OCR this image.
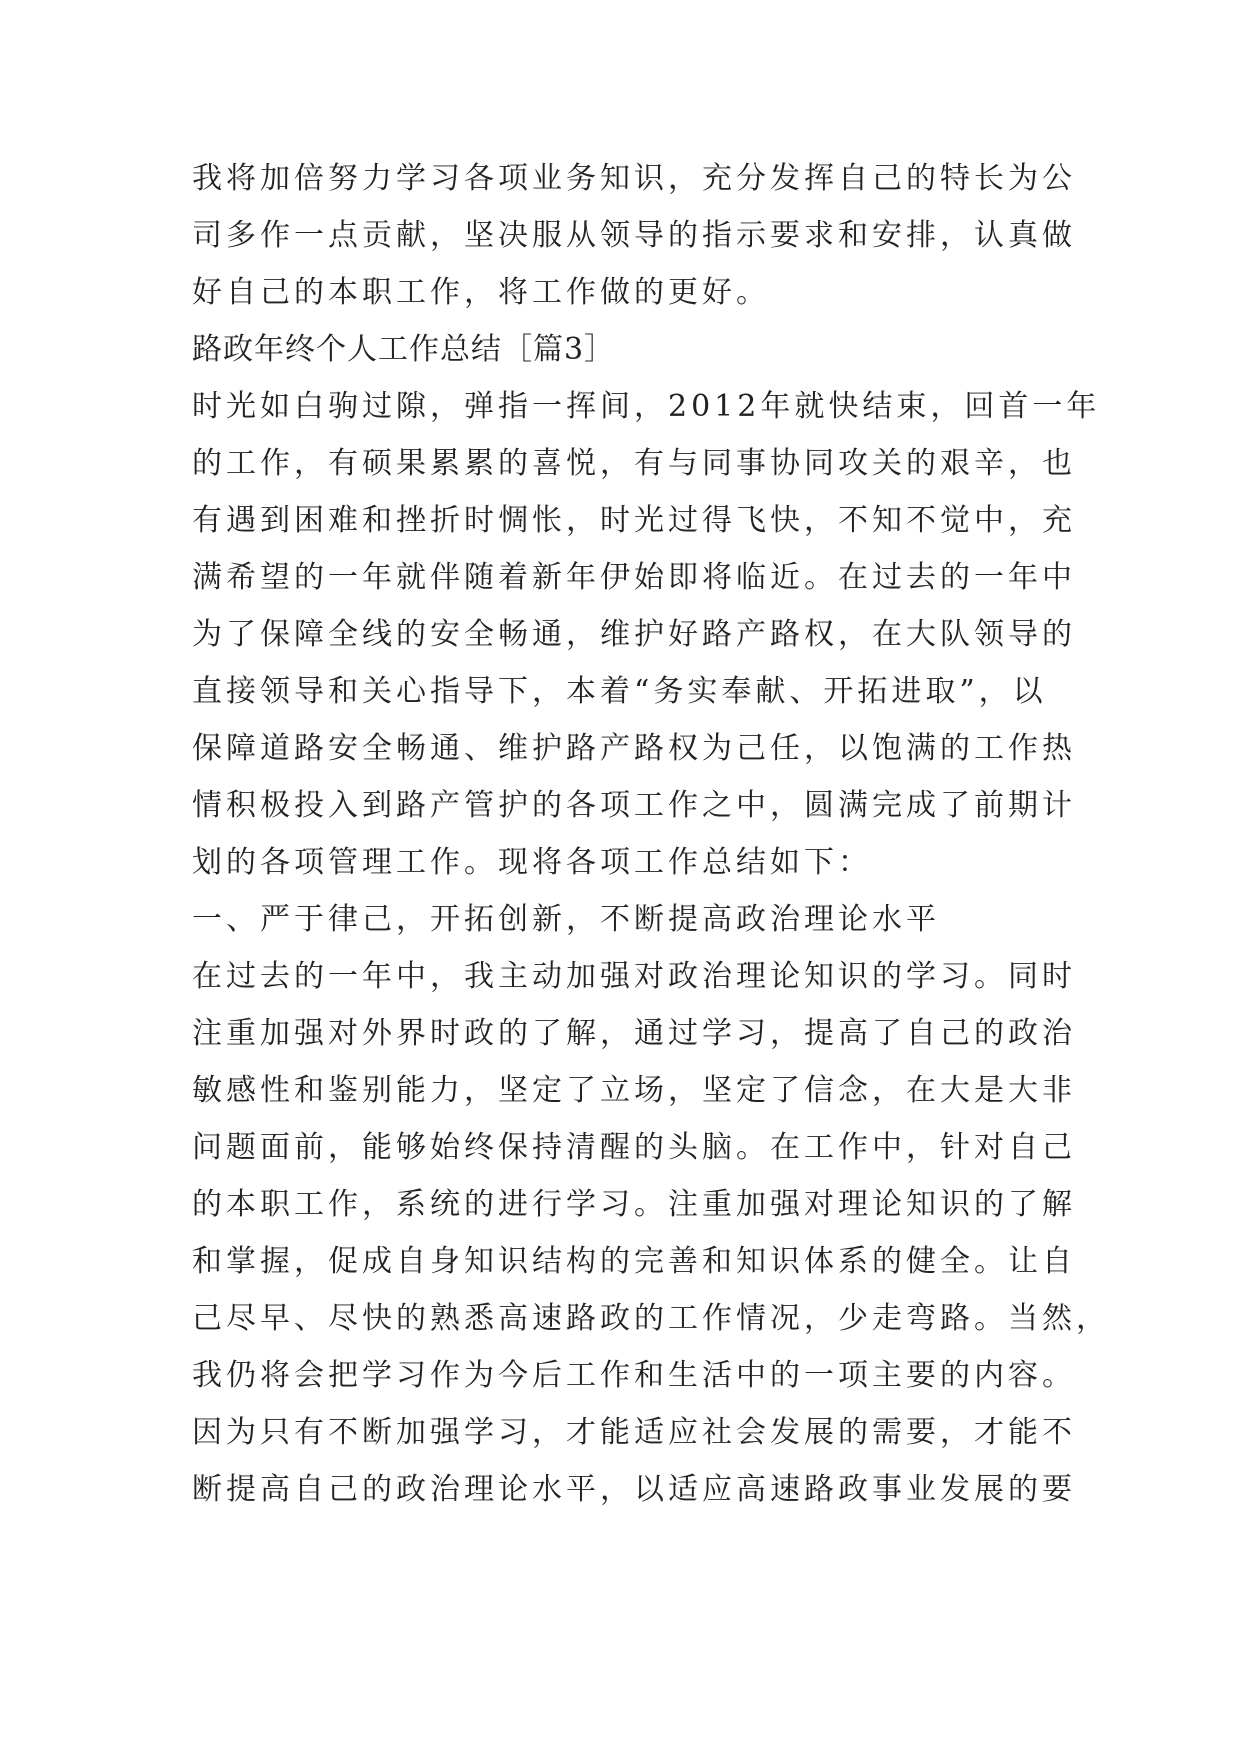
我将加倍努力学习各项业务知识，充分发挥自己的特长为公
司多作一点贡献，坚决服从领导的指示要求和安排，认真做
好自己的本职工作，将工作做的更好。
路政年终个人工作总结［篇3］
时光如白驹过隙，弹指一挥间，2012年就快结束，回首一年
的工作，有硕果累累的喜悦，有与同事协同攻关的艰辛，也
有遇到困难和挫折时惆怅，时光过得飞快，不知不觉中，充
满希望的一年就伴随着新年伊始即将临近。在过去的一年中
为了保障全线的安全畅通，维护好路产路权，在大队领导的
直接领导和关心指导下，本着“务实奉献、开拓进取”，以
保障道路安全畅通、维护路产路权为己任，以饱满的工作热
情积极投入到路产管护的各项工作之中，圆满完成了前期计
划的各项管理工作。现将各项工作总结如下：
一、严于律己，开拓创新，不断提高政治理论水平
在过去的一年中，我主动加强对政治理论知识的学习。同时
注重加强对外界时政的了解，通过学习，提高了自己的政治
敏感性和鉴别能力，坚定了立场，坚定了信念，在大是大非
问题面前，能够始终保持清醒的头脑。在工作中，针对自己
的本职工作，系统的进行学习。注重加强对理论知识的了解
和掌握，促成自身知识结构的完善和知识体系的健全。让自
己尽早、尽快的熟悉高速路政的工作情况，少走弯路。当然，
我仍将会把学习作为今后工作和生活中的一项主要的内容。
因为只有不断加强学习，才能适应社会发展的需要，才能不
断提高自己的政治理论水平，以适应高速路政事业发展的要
════
→ WRITTEN EXERCISE: Copy the material above exactly and drop the pictures.

→ RESULT BELOW:
OCR this image.
我将加倍努力学习各项业务知识，充分发挥自己的特长为公
司多作一点贡献，坚决服从领导的指示要求和安排，认真做
好自己的本职工作，将工作做的更好。
路政年终个人工作总结［篇3］
时光如白驹过隙，弹指一挥间，2012年就快结束，回首一年
的工作，有硕果累累的喜悦，有与同事协同攻关的艰辛，也
有遇到困难和挫折时惆怅，时光过得飞快，不知不觉中，充
满希望的一年就伴随着新年伊始即将临近。在过去的一年中
为了保障全线的安全畅通，维护好路产路权，在大队领导的
直接领导和关心指导下，本着“务实奉献、开拓进取”，以
保障道路安全畅通、维护路产路权为己任，以饱满的工作热
情积极投入到路产管护的各项工作之中，圆满完成了前期计
划的各项管理工作。现将各项工作总结如下：
一、严于律己，开拓创新，不断提高政治理论水平
在过去的一年中，我主动加强对政治理论知识的学习。同时
注重加强对外界时政的了解，通过学习，提高了自己的政治
敏感性和鉴别能力，坚定了立场，坚定了信念，在大是大非
问题面前，能够始终保持清醒的头脑。在工作中，针对自己
的本职工作，系统的进行学习。注重加强对理论知识的了解
和掌握，促成自身知识结构的完善和知识体系的健全。让自
己尽早、尽快的熟悉高速路政的工作情况，少走弯路。当然，
我仍将会把学习作为今后工作和生活中的一项主要的内容。
因为只有不断加强学习，才能适应社会发展的需要，才能不
断提高自己的政治理论水平，以适应高速路政事业发展的要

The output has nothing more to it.